- **Goal of the exercise**: Can you write out the whole text on epigenetic clocks word for word?

Bolstering the reliability of epigenetic clocks
Epigenetic clocks are powerful biomarkers based on DNA methylation that were developed to track aging in population studies, clinical trials, and personal health applications. Intended to measure biological age, they strongly predict age-related morbidity and mortality along with other aspects of health. Now, scientists from Yale School of Medicine, in collaboration with international research colleagues, have developed a new approach to make them substantially more reliable.
According to the study, published in Nature Aging, estimates of a person's epigenetic age using previously developed clocks can often differ by up to nine years when two or more measurements (termed technical replicates) are estimated from the same blood sample. This noise limits the utility of epigenetic clocks, especially for longitudinal studies that track changes in these measures over time.
However, a new approach from Dr. Morgan Levine's lab formerly at Yale School of Medicine was able to reduce this discrepancy almost entirely. Albert Higgins-Chen, MD, Ph.D., assistant professor of psychiatry and the paper's first author, said the new computational approach can be used to isolate and remove "technical noise" from biochemical tests meant to predict aging and mortality.

- **Data for analysis**:
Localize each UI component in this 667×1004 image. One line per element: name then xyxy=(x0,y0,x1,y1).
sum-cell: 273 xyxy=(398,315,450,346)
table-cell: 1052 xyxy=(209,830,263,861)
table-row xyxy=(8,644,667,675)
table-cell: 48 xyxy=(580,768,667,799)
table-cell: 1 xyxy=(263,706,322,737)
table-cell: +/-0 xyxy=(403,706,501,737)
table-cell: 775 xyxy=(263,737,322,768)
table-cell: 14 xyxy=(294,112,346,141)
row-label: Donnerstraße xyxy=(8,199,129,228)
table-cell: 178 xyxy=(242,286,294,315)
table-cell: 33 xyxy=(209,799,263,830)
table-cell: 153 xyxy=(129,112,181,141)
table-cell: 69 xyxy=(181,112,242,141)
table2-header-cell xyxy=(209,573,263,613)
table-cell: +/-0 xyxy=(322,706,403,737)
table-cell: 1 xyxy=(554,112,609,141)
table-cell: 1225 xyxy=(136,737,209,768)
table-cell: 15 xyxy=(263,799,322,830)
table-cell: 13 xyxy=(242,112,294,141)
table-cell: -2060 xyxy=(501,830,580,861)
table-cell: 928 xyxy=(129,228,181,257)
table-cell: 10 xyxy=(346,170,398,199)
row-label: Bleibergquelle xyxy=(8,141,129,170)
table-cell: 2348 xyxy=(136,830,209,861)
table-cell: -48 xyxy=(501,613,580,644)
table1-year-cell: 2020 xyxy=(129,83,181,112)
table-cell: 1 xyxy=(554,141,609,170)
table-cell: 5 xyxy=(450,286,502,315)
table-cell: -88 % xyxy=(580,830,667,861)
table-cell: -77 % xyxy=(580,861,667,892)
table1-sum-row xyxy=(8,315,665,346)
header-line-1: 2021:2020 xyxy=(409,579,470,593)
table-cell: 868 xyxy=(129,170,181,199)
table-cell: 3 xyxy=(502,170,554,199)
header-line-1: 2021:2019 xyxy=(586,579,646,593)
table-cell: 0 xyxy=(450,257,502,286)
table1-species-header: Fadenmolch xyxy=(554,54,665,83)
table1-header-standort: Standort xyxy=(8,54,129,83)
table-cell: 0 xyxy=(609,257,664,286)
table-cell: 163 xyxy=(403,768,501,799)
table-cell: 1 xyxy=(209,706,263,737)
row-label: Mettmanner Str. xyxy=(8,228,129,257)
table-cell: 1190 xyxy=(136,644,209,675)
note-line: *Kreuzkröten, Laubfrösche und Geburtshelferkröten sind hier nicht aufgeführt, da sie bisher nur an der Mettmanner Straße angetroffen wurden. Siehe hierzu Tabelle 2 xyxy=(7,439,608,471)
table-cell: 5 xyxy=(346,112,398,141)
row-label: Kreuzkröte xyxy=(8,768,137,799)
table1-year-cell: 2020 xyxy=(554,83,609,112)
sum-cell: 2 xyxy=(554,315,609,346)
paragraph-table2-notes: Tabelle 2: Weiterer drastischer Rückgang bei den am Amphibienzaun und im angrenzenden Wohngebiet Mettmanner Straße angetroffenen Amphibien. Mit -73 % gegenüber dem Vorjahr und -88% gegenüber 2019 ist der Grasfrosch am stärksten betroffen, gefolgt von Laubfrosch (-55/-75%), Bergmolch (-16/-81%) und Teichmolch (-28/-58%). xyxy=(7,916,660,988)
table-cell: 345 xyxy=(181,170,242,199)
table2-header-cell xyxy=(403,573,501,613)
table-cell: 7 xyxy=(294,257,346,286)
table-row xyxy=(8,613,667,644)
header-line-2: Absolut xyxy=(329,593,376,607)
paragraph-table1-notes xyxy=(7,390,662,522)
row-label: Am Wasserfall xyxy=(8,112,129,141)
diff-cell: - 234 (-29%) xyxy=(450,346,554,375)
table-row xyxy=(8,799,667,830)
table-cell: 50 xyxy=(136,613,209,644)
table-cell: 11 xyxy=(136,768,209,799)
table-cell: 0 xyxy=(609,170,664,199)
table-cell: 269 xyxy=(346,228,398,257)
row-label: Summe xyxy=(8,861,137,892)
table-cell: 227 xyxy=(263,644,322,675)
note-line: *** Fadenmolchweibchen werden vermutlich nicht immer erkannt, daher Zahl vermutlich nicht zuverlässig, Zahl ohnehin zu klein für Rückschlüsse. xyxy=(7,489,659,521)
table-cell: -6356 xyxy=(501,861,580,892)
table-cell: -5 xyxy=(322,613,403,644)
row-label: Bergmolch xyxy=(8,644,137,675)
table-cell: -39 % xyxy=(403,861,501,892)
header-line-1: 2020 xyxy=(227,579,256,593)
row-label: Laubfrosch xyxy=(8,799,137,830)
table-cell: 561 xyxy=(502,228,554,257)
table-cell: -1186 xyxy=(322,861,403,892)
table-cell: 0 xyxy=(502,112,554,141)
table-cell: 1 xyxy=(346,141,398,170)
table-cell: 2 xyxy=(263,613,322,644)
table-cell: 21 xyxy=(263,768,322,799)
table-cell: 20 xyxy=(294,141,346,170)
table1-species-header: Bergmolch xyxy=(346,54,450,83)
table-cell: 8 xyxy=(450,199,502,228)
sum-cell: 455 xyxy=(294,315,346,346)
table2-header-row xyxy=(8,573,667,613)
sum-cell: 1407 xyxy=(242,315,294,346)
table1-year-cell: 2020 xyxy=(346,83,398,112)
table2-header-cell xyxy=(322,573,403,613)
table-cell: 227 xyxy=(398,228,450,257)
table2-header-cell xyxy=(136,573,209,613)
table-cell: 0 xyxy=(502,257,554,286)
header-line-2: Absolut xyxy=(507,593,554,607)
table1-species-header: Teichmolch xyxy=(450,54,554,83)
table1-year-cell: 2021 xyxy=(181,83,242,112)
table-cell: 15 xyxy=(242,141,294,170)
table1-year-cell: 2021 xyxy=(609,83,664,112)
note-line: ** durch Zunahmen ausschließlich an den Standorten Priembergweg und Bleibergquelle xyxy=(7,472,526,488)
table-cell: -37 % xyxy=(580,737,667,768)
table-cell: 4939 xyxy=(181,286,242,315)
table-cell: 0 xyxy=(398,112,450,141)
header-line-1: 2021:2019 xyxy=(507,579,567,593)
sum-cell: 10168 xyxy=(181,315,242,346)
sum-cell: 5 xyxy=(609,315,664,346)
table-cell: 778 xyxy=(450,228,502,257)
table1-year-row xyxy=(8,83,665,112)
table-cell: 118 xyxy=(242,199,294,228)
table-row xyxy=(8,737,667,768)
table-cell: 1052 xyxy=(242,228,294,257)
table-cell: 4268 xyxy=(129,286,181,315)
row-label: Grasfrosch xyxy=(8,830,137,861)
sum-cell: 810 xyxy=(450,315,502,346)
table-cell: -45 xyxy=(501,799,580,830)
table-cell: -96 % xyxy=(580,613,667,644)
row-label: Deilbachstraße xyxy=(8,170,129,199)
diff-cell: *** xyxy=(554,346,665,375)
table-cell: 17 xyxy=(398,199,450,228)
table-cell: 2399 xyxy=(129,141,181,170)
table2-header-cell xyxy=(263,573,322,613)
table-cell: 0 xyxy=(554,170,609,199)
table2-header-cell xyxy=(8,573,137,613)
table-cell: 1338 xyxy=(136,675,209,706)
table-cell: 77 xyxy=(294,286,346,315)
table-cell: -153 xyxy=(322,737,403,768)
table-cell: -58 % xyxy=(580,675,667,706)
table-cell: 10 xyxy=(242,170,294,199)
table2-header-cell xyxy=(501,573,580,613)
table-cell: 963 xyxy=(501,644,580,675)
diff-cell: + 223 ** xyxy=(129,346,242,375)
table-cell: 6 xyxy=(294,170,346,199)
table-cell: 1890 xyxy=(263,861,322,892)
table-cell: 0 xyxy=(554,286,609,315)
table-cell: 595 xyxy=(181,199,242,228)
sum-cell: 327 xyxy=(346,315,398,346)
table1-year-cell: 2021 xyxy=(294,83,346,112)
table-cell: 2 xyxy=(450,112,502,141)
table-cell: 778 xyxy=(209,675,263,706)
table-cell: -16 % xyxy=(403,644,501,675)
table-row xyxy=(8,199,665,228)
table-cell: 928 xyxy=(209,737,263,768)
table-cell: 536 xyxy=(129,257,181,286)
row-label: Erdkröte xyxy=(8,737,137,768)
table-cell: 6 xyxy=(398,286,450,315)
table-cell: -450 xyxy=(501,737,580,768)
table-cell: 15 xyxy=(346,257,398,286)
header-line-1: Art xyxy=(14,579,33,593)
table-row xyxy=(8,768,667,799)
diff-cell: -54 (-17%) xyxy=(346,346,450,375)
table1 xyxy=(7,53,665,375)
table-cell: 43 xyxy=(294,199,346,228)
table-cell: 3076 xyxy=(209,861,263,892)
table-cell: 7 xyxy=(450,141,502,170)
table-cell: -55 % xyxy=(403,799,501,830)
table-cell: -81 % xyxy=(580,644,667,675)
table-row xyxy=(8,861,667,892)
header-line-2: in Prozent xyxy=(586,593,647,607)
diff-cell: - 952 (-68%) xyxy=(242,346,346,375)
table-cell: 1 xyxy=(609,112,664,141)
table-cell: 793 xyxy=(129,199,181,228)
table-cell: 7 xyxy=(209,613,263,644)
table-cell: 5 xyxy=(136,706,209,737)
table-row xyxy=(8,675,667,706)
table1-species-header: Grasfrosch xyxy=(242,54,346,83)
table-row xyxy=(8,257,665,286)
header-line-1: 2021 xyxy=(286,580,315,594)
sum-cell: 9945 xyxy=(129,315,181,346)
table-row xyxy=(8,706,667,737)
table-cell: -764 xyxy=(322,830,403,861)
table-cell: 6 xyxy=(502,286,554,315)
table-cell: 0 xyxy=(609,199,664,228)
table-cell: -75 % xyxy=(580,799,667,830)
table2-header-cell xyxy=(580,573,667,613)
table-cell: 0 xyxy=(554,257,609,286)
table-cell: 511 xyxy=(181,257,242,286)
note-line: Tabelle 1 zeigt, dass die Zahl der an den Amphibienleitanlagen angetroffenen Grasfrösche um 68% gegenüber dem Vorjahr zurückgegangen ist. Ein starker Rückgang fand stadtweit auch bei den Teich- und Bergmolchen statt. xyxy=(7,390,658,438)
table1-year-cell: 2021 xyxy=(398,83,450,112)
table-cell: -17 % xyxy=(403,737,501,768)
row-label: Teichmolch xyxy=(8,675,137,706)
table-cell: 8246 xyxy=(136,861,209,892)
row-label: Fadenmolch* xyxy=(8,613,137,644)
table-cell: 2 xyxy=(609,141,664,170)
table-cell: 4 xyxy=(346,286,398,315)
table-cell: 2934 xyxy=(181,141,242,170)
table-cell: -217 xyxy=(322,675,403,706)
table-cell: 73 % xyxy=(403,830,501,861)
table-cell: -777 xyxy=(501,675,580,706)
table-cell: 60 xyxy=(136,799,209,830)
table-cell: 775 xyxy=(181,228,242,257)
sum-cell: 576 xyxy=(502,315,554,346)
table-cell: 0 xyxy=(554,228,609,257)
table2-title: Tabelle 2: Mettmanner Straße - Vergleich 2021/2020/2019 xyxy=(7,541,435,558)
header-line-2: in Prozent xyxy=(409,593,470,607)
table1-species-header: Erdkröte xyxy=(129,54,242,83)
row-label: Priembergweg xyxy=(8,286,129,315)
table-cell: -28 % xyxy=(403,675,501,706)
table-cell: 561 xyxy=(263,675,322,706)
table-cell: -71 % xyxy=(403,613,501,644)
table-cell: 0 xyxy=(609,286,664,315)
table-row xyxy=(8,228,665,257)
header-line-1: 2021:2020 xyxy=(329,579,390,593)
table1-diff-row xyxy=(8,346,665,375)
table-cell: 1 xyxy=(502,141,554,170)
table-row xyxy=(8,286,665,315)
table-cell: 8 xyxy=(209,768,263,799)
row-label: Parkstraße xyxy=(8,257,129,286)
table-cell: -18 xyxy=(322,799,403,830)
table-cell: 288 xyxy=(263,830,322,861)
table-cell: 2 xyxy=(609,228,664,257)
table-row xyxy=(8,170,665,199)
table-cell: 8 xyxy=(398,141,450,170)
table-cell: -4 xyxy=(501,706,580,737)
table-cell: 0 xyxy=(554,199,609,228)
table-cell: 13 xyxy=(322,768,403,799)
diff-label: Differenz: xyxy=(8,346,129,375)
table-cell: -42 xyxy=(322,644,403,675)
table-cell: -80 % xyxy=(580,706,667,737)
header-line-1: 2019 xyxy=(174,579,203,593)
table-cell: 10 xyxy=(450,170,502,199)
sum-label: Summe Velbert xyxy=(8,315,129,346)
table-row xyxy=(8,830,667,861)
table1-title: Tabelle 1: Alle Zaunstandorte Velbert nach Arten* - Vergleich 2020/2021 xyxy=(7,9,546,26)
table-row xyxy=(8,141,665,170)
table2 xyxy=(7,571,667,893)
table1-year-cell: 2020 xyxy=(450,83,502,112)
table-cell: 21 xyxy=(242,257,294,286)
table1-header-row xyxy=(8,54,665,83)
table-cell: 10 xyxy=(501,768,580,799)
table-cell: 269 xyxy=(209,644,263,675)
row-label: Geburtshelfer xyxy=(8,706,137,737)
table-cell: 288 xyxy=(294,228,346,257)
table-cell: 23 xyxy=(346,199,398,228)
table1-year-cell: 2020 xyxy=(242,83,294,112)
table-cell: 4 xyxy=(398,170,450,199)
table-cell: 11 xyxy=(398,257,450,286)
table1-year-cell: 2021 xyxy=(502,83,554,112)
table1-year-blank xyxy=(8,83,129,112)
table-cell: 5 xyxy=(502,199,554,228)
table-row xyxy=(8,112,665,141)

- **Task answer**:
Bolstering the reliability of epigenetic clocks
Epigenetic clocks are powerful biomarkers based on DNA methylation that were developed to track aging in population studies, clinical trials, and personal health applications. Intended to measure biological age, they strongly predict age-related morbidity and mortality along with other aspects of health. Now, scientists from Yale School of Medicine, in collaboration with international research colleagues, have developed a new approach to make them substantially more reliable.
According to the study, published in Nature Aging, estimates of a person's epigenetic age using previously developed clocks can often differ by up to nine years when two or more measurements (termed technical replicates) are estimated from the same blood sample. This noise limits the utility of epigenetic clocks, especially for longitudinal studies that track changes in these measures over time.
However, a new approach from Dr. Morgan Levine's lab formerly at Yale School of Medicine was able to reduce this discrepancy almost entirely. Albert Higgins-Chen, MD, Ph.D., assistant professor of psychiatry and the paper's first author, said the new computational approach can be used to isolate and remove "technical noise" from biochemical tests meant to predict aging and mortality.